WRITTEN TASK: Among the lines below, how many carry the string "label"? Reply with a number and nothing else.

DATASET ENTRIES:
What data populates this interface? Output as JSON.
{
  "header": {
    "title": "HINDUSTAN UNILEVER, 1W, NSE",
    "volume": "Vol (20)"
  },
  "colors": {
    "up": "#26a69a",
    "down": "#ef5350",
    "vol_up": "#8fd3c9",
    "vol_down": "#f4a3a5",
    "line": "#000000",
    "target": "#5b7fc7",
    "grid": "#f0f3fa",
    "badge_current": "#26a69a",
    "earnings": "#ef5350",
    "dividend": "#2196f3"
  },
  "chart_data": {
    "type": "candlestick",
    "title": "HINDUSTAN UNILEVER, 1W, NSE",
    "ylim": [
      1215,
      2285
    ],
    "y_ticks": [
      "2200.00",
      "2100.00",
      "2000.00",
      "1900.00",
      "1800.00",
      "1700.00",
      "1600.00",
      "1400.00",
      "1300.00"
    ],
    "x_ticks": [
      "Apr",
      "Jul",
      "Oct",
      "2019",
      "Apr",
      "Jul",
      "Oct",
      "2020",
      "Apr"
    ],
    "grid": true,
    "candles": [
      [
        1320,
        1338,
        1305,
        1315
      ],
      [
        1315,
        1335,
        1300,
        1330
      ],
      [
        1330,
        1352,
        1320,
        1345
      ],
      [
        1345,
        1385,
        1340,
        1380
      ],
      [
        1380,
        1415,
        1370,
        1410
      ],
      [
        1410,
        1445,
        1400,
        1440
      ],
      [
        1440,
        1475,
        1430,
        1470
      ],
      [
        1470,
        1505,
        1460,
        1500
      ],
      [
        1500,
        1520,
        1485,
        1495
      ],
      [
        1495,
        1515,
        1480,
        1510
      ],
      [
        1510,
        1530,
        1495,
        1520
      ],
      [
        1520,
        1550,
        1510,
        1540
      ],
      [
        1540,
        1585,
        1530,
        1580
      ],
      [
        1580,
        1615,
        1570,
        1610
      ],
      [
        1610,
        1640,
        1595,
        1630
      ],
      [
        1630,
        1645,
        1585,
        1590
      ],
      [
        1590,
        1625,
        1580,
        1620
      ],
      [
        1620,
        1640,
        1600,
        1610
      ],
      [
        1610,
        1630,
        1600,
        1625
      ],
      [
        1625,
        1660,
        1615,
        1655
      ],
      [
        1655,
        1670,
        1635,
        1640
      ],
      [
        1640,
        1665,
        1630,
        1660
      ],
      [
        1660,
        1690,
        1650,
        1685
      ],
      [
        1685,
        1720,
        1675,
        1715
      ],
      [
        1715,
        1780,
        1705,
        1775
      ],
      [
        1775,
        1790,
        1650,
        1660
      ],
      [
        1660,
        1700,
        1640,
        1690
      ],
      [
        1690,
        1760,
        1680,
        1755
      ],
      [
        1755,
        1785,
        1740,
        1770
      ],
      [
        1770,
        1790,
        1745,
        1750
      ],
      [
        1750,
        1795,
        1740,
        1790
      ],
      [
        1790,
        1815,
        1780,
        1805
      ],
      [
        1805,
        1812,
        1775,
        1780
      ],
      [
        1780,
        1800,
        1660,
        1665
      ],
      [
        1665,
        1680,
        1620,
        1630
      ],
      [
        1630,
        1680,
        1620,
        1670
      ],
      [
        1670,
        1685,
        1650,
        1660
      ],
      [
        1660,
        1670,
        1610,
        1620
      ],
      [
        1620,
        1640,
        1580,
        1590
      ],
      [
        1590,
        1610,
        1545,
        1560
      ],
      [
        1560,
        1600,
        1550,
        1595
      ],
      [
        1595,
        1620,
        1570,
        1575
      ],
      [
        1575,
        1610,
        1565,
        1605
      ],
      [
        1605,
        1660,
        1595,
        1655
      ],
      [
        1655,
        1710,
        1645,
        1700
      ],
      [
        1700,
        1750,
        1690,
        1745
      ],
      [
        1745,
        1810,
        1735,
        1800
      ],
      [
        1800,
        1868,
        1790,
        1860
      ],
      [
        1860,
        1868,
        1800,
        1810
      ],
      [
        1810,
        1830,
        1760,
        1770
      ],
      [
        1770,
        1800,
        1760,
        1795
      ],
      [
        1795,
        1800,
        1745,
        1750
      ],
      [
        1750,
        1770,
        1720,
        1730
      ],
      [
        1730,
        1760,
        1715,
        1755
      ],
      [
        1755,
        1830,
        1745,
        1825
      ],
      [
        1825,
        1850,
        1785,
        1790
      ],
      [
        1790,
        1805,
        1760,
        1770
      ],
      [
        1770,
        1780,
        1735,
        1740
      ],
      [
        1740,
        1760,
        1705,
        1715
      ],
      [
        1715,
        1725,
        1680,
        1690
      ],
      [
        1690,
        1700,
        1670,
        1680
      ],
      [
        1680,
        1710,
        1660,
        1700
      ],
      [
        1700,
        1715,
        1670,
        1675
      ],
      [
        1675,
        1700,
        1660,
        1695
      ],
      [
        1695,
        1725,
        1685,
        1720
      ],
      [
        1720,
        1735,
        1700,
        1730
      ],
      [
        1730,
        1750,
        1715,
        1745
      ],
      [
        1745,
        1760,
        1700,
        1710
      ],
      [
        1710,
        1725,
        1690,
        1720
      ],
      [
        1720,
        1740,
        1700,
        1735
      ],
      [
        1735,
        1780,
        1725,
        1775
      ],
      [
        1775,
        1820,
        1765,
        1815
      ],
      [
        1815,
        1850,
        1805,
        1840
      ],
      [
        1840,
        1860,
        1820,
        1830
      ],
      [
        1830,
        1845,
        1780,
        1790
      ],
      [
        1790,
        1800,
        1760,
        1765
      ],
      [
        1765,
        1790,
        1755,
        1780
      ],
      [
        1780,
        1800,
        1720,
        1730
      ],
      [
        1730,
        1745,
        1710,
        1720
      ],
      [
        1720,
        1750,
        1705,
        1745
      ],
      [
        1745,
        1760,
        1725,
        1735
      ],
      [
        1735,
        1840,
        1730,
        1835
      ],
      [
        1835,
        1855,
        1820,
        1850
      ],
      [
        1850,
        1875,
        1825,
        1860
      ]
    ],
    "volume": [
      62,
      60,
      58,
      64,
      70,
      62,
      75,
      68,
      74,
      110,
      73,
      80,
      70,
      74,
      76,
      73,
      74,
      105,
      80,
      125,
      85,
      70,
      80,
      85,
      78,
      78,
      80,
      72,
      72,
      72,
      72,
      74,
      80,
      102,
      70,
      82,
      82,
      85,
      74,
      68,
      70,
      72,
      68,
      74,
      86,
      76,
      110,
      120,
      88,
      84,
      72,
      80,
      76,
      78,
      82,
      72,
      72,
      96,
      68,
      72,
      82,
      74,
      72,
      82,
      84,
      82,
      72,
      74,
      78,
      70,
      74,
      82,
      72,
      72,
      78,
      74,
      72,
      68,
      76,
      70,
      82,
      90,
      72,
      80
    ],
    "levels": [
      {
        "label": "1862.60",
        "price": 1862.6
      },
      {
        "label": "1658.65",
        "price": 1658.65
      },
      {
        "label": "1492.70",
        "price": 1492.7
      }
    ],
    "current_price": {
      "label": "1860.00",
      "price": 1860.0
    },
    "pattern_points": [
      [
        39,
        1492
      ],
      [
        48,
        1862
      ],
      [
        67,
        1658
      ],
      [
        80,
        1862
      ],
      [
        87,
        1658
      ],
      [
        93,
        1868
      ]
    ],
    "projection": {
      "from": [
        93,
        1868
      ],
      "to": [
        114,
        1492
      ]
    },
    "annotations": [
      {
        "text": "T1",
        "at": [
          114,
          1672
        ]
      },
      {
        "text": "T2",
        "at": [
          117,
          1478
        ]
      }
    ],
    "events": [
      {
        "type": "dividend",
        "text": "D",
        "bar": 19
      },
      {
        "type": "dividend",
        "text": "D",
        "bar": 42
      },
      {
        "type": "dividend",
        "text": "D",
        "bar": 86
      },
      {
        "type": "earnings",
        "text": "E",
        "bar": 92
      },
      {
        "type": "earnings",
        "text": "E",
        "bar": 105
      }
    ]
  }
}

OUTPUT OF THE EXERCISE: 4